§ **DIRECTIVE**
Search the data for the string "title" and gather each line it is in.

** start of RECORDS PROVIDED **

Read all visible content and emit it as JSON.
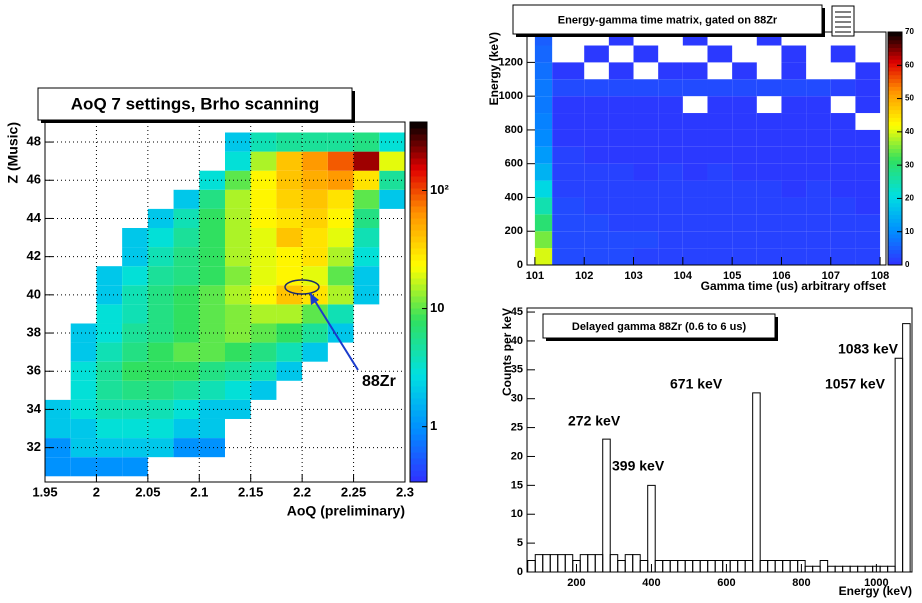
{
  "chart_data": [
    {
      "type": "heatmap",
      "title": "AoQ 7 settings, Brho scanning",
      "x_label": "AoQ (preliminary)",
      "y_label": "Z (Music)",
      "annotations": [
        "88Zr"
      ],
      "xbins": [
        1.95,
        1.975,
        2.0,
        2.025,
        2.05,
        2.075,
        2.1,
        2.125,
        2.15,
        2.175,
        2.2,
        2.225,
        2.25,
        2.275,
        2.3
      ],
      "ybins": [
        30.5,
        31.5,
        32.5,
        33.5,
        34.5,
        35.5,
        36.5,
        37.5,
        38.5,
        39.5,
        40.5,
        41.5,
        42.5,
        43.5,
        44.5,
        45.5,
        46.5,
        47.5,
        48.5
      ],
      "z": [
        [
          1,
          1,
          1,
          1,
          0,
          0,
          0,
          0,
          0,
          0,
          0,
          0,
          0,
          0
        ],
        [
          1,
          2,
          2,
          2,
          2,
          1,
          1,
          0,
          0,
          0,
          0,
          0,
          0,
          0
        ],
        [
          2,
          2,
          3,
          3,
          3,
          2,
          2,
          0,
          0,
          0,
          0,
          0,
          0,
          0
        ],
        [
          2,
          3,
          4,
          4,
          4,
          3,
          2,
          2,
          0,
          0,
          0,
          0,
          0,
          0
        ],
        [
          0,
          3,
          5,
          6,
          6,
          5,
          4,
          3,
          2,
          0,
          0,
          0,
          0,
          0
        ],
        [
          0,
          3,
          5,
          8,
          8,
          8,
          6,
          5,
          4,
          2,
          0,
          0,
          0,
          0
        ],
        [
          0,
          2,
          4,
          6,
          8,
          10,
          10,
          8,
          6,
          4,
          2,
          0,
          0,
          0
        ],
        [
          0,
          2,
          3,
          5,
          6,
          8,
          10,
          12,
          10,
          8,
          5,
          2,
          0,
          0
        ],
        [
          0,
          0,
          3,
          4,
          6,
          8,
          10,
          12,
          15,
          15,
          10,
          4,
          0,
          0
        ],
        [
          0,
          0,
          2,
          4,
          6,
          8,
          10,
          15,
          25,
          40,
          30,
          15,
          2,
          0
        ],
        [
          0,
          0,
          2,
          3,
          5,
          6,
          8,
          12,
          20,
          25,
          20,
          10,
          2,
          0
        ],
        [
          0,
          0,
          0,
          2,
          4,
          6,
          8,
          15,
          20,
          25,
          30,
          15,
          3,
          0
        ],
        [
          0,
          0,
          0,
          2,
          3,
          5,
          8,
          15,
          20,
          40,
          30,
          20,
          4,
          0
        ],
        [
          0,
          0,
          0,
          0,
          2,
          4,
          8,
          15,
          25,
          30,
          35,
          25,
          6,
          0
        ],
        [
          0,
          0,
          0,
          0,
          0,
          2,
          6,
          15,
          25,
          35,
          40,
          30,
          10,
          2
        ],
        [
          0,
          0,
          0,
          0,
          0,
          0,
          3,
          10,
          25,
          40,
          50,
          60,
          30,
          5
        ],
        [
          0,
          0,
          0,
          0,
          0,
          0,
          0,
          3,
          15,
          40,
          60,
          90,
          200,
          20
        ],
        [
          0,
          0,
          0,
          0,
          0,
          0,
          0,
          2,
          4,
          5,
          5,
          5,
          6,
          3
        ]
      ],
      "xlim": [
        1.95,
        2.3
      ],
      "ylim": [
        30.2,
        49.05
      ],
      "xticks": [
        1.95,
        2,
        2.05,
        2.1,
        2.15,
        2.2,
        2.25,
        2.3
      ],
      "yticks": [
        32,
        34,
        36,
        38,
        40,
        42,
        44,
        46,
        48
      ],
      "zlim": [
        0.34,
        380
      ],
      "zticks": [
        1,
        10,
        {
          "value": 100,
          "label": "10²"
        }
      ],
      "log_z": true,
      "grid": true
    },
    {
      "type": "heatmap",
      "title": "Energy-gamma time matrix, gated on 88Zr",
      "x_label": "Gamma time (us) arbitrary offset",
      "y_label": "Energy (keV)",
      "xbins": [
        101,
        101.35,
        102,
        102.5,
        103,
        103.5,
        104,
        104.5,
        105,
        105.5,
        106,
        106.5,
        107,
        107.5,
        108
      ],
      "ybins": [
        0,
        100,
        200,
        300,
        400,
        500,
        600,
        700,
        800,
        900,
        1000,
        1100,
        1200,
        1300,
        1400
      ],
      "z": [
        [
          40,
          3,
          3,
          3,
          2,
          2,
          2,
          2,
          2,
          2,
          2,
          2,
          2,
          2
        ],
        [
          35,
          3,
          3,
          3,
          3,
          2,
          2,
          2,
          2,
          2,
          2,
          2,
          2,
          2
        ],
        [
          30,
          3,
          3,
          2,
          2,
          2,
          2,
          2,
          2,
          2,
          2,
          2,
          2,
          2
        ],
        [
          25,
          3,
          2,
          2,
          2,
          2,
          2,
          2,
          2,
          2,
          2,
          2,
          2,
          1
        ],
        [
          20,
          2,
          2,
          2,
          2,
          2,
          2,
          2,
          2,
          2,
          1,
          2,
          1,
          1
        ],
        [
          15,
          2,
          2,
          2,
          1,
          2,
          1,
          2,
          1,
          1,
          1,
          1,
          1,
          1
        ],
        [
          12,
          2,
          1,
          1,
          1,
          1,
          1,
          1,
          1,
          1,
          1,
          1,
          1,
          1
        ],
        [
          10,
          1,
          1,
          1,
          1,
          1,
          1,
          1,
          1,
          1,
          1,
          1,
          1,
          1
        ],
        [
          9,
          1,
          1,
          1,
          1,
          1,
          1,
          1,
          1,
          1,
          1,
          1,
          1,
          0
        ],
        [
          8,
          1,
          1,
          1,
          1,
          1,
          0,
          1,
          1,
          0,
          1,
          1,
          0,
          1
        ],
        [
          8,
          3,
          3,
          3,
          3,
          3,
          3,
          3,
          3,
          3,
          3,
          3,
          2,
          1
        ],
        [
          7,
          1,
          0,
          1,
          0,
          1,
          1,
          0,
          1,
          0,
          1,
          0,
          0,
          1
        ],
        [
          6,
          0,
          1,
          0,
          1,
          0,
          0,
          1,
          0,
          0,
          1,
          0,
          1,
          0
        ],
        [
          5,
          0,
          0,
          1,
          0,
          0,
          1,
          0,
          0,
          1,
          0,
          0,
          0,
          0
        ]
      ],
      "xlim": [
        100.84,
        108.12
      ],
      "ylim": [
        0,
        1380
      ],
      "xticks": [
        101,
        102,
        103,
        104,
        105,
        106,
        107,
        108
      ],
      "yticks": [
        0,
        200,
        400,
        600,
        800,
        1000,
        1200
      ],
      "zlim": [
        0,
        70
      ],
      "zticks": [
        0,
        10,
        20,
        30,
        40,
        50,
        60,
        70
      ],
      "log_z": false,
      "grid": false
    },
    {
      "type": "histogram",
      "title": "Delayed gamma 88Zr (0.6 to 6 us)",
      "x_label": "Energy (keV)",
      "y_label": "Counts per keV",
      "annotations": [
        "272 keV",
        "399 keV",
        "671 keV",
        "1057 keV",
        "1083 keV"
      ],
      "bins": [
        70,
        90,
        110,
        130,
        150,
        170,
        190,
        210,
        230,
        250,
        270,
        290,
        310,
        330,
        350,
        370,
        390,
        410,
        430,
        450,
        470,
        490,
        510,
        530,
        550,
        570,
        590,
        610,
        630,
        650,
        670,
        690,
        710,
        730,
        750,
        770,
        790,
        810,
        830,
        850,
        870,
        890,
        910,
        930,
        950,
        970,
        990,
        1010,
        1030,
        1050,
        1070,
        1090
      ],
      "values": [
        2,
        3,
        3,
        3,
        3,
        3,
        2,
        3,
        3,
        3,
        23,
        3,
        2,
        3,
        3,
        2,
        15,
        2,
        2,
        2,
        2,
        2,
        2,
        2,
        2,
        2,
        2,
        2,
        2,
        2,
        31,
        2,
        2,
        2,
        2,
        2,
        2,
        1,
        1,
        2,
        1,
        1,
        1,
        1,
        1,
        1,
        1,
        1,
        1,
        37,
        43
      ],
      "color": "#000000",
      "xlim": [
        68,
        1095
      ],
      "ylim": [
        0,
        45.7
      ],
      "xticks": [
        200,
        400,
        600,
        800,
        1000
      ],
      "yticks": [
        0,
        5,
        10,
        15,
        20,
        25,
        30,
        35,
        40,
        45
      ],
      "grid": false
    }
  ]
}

** end of RECORDS PROVIDED **

§ **THE ANSWER**
      "title": "AoQ 7 settings, Brho scanning",
      "title": "Energy-gamma time matrix, gated on 88Zr",
      "title": "Delayed gamma 88Zr (0.6 to 6 us)",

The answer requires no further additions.